SUPPLIED DATA.

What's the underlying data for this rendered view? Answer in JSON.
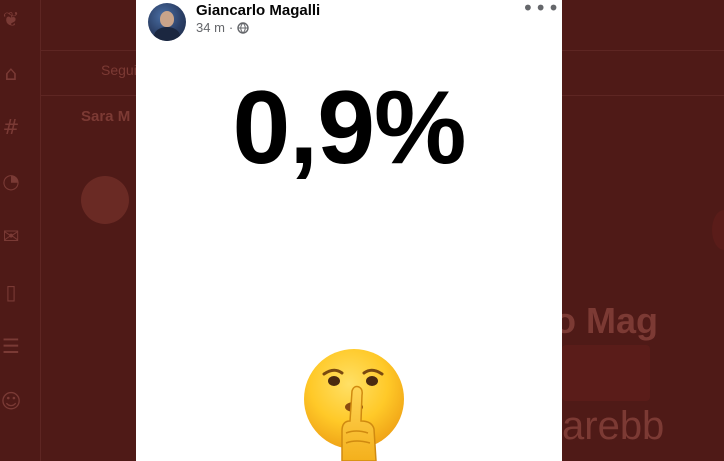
{
  "background": {
    "sidebar_icons": [
      "home-icon",
      "hashtag-icon",
      "bell-icon",
      "mail-icon",
      "bookmark-icon",
      "list-icon",
      "profile-icon"
    ],
    "left_text": [
      "Segui",
      "Sara M"
    ],
    "right_text": [
      "o Mag",
      "arebb"
    ]
  },
  "post": {
    "author": "Giancarlo Magalli",
    "time": "34 m",
    "separator": "·",
    "more_label": "•••",
    "big_text": "0,9%",
    "emoji": "shushing-face-emoji"
  },
  "colors": {
    "overlay": "#4f1a17",
    "card": "#ffffff",
    "text": "#000000",
    "muted": "#65676b"
  }
}
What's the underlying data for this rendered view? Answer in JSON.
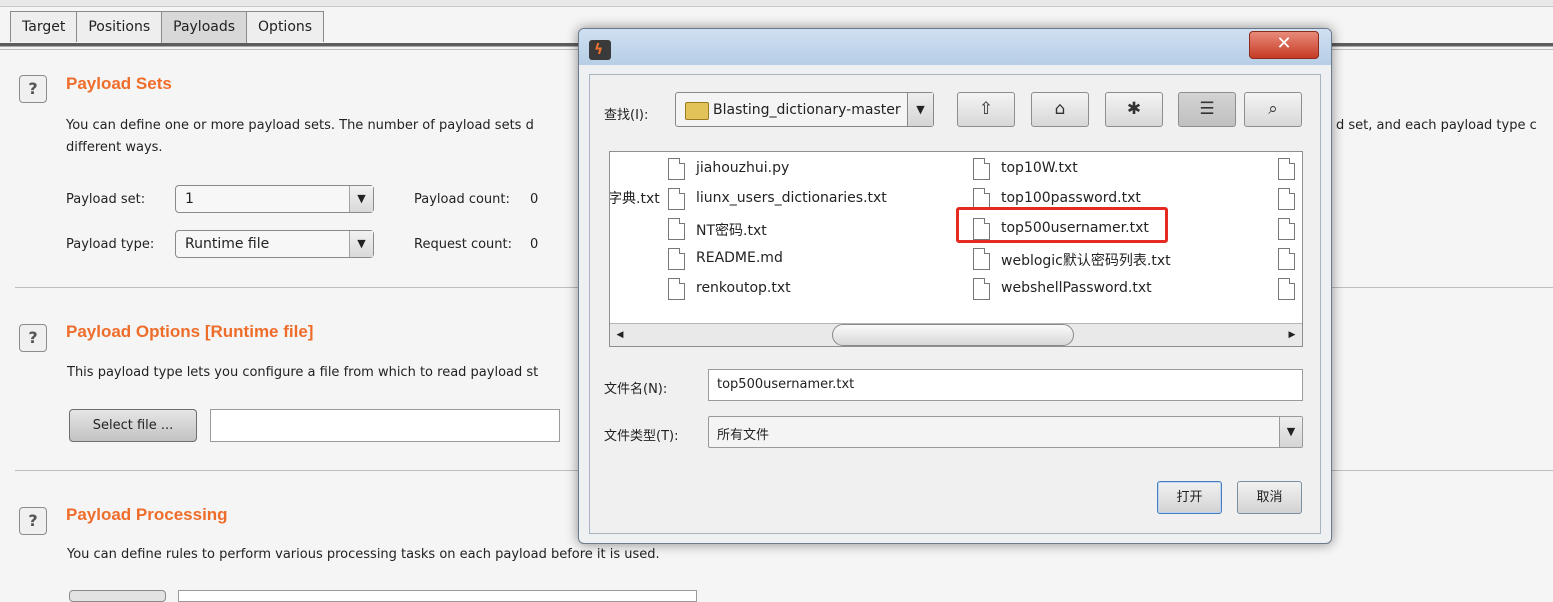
{
  "tabs": [
    {
      "label": "Target"
    },
    {
      "label": "Positions"
    },
    {
      "label": "Payloads"
    },
    {
      "label": "Options"
    }
  ],
  "active_tab": "Payloads",
  "help_glyph": "?",
  "sections": {
    "payload_sets": {
      "title": "Payload Sets",
      "description_line1": "You can define one or more payload sets. The number of payload sets d",
      "description_line1_tail": "d set, and each payload type c",
      "description_line2": "different ways.",
      "payload_set_label": "Payload set:",
      "payload_set_value": "1",
      "payload_type_label": "Payload type:",
      "payload_type_value": "Runtime file",
      "payload_count_label": "Payload count:",
      "payload_count_value": "0",
      "request_count_label": "Request count:",
      "request_count_value": "0"
    },
    "payload_options": {
      "title": "Payload Options [Runtime file]",
      "description": "This payload type lets you configure a file from which to read payload st",
      "select_file_label": "Select file ...",
      "file_path_value": ""
    },
    "payload_processing": {
      "title": "Payload Processing",
      "description": "You can define rules to perform various processing tasks on each payload before it is used."
    }
  },
  "dialog": {
    "close_glyph": "✕",
    "look_in_label": "查找(I):",
    "look_in_value": "Blasting_dictionary-master",
    "toolbar": {
      "up_icon": "up-folder-icon",
      "home_icon": "home-icon",
      "new_folder_icon": "new-folder-icon",
      "list_view_icon": "list-view-icon",
      "details_view_icon": "details-view-icon"
    },
    "partial_left_item": "字典.txt",
    "files_col1": [
      {
        "name": "jiahouzhui.py"
      },
      {
        "name": "liunx_users_dictionaries.txt"
      },
      {
        "name": "NT密码.txt"
      },
      {
        "name": "README.md"
      },
      {
        "name": "renkoutop.txt"
      }
    ],
    "files_col2": [
      {
        "name": "top10W.txt"
      },
      {
        "name": "top100password.txt"
      },
      {
        "name": "top500usernamer.txt",
        "selected": true
      },
      {
        "name": "weblogic默认密码列表.txt"
      },
      {
        "name": "webshellPassword.txt"
      }
    ],
    "file_name_label": "文件名(N):",
    "file_name_value": "top500usernamer.txt",
    "file_type_label": "文件类型(T):",
    "file_type_value": "所有文件",
    "open_label": "打开",
    "cancel_label": "取消",
    "highlight_color": "#e52a22"
  },
  "colors": {
    "section_title": "#ef6d2b",
    "background": "#f5f5f5"
  }
}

REQUIREMENTS. In the records, locate each line holding the string "view" and copy it.

SOLVED PROBLEM.
What's the underlying data for this rendered view? Answer in JSON.
What's the underlying data for this rendered view? Answer in JSON.
      "list_view_icon": "list-view-icon",
      "details_view_icon": "details-view-icon"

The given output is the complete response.